# TASK GOAL
Search the records below for the word "Survivor". Pull out each line that has it.

# DATASET RECORDS
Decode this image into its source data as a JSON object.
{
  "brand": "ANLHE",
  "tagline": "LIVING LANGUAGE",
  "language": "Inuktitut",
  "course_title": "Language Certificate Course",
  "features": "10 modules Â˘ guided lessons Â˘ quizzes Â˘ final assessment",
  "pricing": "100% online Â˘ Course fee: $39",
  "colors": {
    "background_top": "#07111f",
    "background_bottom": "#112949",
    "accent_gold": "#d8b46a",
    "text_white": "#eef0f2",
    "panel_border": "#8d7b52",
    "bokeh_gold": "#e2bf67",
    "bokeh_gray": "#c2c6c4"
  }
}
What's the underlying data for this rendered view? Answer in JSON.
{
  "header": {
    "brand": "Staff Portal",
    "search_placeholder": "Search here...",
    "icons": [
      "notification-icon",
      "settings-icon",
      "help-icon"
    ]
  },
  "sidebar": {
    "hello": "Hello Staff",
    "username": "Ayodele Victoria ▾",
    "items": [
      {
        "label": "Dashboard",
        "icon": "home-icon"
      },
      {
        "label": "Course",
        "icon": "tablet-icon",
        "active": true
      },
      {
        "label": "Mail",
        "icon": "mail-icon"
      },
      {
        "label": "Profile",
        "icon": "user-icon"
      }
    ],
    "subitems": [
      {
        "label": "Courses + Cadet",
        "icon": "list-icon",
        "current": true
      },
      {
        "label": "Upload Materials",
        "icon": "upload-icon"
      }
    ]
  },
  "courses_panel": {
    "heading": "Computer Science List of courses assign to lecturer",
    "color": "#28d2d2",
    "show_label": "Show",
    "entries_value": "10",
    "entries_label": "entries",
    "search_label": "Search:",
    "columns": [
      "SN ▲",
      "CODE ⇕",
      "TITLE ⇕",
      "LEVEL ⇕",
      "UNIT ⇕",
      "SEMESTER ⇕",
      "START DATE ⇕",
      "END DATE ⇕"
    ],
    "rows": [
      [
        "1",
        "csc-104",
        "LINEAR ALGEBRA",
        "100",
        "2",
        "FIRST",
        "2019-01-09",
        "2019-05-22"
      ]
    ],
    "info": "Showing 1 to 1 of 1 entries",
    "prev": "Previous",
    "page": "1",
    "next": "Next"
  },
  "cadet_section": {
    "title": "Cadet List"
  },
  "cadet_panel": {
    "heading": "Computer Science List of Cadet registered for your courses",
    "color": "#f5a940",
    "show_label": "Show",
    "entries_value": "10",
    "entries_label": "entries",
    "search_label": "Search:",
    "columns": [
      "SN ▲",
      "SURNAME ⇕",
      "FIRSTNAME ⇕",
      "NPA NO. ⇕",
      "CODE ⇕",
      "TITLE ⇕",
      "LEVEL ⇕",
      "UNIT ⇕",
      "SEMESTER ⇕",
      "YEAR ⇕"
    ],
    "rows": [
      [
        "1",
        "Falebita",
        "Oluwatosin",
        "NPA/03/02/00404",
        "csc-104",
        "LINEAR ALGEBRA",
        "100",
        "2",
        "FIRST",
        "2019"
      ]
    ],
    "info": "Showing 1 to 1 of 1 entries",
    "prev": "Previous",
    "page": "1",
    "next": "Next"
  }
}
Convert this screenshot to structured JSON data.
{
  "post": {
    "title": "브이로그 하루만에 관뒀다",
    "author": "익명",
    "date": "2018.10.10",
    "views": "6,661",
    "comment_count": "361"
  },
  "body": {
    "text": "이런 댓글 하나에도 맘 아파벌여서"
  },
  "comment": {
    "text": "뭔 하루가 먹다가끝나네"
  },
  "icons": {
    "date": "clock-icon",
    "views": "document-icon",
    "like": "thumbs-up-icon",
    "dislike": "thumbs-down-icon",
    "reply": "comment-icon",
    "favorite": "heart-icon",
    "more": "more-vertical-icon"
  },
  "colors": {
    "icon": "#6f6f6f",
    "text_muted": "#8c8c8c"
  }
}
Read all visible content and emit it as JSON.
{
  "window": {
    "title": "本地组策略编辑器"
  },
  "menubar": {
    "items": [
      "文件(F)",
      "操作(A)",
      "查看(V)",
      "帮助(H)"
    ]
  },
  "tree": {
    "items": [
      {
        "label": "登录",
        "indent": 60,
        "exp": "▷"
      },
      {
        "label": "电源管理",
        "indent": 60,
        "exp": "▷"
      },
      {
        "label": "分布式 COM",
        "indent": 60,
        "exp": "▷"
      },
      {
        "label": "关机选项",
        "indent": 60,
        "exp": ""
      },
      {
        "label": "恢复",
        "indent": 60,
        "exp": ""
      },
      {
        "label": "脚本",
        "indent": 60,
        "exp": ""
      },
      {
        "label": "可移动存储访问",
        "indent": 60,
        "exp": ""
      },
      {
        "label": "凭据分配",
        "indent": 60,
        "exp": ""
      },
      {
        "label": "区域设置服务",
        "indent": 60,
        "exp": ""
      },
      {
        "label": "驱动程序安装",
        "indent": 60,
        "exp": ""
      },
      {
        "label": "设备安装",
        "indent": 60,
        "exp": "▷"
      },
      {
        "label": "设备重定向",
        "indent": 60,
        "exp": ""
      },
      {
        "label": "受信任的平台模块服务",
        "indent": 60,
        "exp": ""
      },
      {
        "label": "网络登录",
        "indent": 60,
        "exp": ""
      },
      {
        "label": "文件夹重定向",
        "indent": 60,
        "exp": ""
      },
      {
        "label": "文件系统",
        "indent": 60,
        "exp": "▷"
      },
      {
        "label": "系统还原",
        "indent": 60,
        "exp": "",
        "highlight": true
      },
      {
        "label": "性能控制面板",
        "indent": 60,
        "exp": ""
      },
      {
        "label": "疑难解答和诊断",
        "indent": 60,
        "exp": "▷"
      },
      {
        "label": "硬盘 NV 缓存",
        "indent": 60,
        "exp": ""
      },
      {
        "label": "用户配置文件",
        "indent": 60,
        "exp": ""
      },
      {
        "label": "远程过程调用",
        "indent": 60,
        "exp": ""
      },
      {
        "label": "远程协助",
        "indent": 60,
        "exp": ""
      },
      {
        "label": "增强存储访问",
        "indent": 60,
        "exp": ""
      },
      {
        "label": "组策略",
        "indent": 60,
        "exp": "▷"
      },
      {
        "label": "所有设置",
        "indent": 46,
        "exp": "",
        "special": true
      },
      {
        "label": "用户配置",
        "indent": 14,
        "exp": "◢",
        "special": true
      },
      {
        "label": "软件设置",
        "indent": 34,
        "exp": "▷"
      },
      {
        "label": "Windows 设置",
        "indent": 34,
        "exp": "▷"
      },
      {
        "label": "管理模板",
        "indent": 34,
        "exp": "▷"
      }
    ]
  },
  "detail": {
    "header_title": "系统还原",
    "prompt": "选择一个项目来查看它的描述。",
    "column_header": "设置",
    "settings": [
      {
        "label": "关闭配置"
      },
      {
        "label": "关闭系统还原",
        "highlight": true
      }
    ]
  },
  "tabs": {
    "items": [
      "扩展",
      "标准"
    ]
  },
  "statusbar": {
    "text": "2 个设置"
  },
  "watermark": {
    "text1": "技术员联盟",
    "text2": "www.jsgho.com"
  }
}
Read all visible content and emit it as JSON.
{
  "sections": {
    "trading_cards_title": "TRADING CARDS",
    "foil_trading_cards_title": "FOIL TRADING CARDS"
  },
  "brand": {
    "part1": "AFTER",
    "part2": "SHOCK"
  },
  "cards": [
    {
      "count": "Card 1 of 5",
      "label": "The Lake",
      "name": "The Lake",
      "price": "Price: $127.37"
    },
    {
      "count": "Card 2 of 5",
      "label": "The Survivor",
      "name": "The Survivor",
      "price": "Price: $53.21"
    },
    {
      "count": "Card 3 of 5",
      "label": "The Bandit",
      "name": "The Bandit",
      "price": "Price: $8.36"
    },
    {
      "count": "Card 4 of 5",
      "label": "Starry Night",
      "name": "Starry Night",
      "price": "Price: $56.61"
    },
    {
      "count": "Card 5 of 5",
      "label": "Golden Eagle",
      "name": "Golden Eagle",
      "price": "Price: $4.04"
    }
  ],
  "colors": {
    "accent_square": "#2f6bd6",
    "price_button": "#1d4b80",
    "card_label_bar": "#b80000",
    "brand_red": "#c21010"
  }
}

# ANSWER TO THIS EXERCISE
      "label": "The Survivor",
      "name": "The Survivor",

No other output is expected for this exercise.